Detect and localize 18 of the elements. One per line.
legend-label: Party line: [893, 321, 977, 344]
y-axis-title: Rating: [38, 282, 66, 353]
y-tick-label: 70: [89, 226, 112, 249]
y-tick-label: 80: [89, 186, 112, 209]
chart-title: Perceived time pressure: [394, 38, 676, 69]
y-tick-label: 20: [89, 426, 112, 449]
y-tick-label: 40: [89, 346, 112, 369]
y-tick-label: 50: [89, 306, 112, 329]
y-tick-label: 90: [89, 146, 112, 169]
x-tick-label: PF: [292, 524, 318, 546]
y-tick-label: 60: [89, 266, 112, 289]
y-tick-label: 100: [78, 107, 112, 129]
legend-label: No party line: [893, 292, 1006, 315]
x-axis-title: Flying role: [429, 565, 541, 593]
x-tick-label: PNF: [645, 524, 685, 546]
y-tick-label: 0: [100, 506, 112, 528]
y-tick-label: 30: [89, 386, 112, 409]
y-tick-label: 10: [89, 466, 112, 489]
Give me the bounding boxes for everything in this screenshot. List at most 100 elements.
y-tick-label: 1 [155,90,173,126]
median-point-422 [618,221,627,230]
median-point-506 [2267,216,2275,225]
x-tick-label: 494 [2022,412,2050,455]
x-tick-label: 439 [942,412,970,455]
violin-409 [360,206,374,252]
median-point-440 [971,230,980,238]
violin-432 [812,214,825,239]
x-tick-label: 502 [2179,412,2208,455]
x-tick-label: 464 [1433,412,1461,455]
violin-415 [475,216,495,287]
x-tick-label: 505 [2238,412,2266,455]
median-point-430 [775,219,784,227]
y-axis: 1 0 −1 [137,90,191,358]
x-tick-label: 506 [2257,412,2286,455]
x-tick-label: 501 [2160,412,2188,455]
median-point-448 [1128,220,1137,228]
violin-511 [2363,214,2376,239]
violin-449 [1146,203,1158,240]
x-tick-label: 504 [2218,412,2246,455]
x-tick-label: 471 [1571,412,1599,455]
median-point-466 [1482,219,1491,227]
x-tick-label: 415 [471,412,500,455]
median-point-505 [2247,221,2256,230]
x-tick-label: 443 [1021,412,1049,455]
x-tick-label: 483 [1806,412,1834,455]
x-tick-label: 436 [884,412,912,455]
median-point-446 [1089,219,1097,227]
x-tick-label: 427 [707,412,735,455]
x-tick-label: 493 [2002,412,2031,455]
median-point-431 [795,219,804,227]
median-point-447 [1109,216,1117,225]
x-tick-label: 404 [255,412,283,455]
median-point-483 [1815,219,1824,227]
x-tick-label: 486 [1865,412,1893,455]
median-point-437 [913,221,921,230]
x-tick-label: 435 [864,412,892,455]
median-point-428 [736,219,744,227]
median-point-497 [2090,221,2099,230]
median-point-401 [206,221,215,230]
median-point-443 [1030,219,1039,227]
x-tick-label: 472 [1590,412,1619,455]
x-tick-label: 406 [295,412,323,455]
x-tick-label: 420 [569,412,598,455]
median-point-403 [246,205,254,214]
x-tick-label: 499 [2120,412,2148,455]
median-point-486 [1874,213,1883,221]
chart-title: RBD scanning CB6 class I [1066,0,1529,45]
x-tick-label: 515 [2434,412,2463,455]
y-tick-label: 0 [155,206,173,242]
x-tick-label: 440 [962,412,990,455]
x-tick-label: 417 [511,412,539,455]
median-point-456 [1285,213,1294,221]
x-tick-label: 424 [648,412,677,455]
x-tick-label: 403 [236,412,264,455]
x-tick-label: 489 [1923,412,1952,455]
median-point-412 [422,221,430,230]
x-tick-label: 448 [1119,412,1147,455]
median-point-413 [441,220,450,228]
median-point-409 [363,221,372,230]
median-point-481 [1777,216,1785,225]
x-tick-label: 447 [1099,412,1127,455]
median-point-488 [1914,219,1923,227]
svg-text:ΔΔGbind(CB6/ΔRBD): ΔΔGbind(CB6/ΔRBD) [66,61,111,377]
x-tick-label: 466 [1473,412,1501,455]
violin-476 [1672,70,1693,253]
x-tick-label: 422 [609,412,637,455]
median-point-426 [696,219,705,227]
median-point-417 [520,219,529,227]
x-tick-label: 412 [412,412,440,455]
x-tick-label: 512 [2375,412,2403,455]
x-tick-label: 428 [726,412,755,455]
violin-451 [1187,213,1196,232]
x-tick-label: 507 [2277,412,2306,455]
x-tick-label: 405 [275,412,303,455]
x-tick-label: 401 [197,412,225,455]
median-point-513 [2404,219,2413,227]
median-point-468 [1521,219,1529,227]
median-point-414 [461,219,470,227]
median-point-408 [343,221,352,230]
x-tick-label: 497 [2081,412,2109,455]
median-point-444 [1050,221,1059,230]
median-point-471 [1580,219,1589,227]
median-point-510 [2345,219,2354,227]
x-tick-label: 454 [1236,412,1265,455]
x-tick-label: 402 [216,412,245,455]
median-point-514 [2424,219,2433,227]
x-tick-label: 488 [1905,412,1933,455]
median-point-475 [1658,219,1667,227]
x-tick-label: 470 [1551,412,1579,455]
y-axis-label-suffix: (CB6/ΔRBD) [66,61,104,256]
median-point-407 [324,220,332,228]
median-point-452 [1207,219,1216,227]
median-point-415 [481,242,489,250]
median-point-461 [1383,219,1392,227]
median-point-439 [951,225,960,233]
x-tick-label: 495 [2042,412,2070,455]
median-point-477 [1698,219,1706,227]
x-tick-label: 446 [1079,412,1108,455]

*WORK REQUIRED:* Please copy all of the rows above line for line, with no changes.

*PROBLEM SOLUTION:*
Detect and localize 18 of the elements. One per line.
legend-label: Party line: [893, 321, 977, 344]
y-axis-title: Rating: [38, 282, 66, 353]
y-tick-label: 70: [89, 226, 112, 249]
y-tick-label: 80: [89, 186, 112, 209]
chart-title: Perceived time pressure: [394, 38, 676, 69]
y-tick-label: 20: [89, 426, 112, 449]
y-tick-label: 40: [89, 346, 112, 369]
y-tick-label: 50: [89, 306, 112, 329]
y-tick-label: 90: [89, 146, 112, 169]
x-tick-label: PF: [292, 524, 318, 546]
y-tick-label: 60: [89, 266, 112, 289]
y-tick-label: 100: [78, 107, 112, 129]
legend-label: No party line: [893, 292, 1006, 315]
x-axis-title: Flying role: [429, 565, 541, 593]
x-tick-label: PNF: [645, 524, 685, 546]
y-tick-label: 0: [100, 506, 112, 528]
y-tick-label: 30: [89, 386, 112, 409]
y-tick-label: 10: [89, 466, 112, 489]
Give me the bounding boxes for everything in this screenshot. List at most 100 elements.
y-tick-label: 1 [155,90,173,126]
median-point-422 [618,221,627,230]
median-point-506 [2267,216,2275,225]
x-tick-label: 494 [2022,412,2050,455]
x-tick-label: 439 [942,412,970,455]
violin-409 [360,206,374,252]
median-point-440 [971,230,980,238]
violin-432 [812,214,825,239]
x-tick-label: 502 [2179,412,2208,455]
x-tick-label: 464 [1433,412,1461,455]
violin-415 [475,216,495,287]
x-tick-label: 505 [2238,412,2266,455]
median-point-430 [775,219,784,227]
y-axis: 1 0 −1 [137,90,191,358]
x-tick-label: 506 [2257,412,2286,455]
x-tick-label: 501 [2160,412,2188,455]
median-point-448 [1128,220,1137,228]
violin-511 [2363,214,2376,239]
violin-449 [1146,203,1158,240]
x-tick-label: 504 [2218,412,2246,455]
x-tick-label: 471 [1571,412,1599,455]
median-point-466 [1482,219,1491,227]
x-tick-label: 415 [471,412,500,455]
median-point-505 [2247,221,2256,230]
x-tick-label: 443 [1021,412,1049,455]
x-tick-label: 483 [1806,412,1834,455]
x-tick-label: 436 [884,412,912,455]
median-point-446 [1089,219,1097,227]
x-tick-label: 427 [707,412,735,455]
x-tick-label: 493 [2002,412,2031,455]
median-point-431 [795,219,804,227]
median-point-447 [1109,216,1117,225]
x-tick-label: 404 [255,412,283,455]
median-point-483 [1815,219,1824,227]
x-tick-label: 486 [1865,412,1893,455]
median-point-437 [913,221,921,230]
x-tick-label: 435 [864,412,892,455]
median-point-428 [736,219,744,227]
median-point-497 [2090,221,2099,230]
median-point-401 [206,221,215,230]
median-point-443 [1030,219,1039,227]
x-tick-label: 472 [1590,412,1619,455]
x-tick-label: 406 [295,412,323,455]
x-tick-label: 420 [569,412,598,455]
median-point-403 [246,205,254,214]
x-tick-label: 499 [2120,412,2148,455]
median-point-486 [1874,213,1883,221]
chart-title: RBD scanning CB6 class I [1066,0,1529,45]
x-tick-label: 515 [2434,412,2463,455]
y-tick-label: 0 [155,206,173,242]
x-tick-label: 440 [962,412,990,455]
x-tick-label: 417 [511,412,539,455]
median-point-456 [1285,213,1294,221]
x-tick-label: 424 [648,412,677,455]
x-tick-label: 403 [236,412,264,455]
x-tick-label: 489 [1923,412,1952,455]
median-point-412 [422,221,430,230]
x-tick-label: 448 [1119,412,1147,455]
median-point-413 [441,220,450,228]
median-point-409 [363,221,372,230]
median-point-481 [1777,216,1785,225]
x-tick-label: 447 [1099,412,1127,455]
median-point-488 [1914,219,1923,227]
svg-text:ΔΔGbind(CB6/ΔRBD): ΔΔGbind(CB6/ΔRBD) [66,61,111,377]
x-tick-label: 466 [1473,412,1501,455]
violin-476 [1672,70,1693,253]
x-tick-label: 422 [609,412,637,455]
median-point-426 [696,219,705,227]
median-point-417 [520,219,529,227]
x-tick-label: 412 [412,412,440,455]
x-tick-label: 512 [2375,412,2403,455]
x-tick-label: 428 [726,412,755,455]
violin-451 [1187,213,1196,232]
x-tick-label: 507 [2277,412,2306,455]
x-tick-label: 405 [275,412,303,455]
x-tick-label: 401 [197,412,225,455]
median-point-513 [2404,219,2413,227]
median-point-468 [1521,219,1529,227]
median-point-414 [461,219,470,227]
median-point-408 [343,221,352,230]
x-tick-label: 497 [2081,412,2109,455]
median-point-444 [1050,221,1059,230]
median-point-471 [1580,219,1589,227]
median-point-510 [2345,219,2354,227]
x-tick-label: 454 [1236,412,1265,455]
x-tick-label: 402 [216,412,245,455]
median-point-514 [2424,219,2433,227]
x-tick-label: 488 [1905,412,1933,455]
median-point-475 [1658,219,1667,227]
x-tick-label: 470 [1551,412,1579,455]
y-axis-label-suffix: (CB6/ΔRBD) [66,61,104,256]
median-point-407 [324,220,332,228]
median-point-452 [1207,219,1216,227]
median-point-415 [481,242,489,250]
median-point-461 [1383,219,1392,227]
median-point-439 [951,225,960,233]
x-tick-label: 495 [2042,412,2070,455]
median-point-477 [1698,219,1706,227]
x-tick-label: 446 [1079,412,1108,455]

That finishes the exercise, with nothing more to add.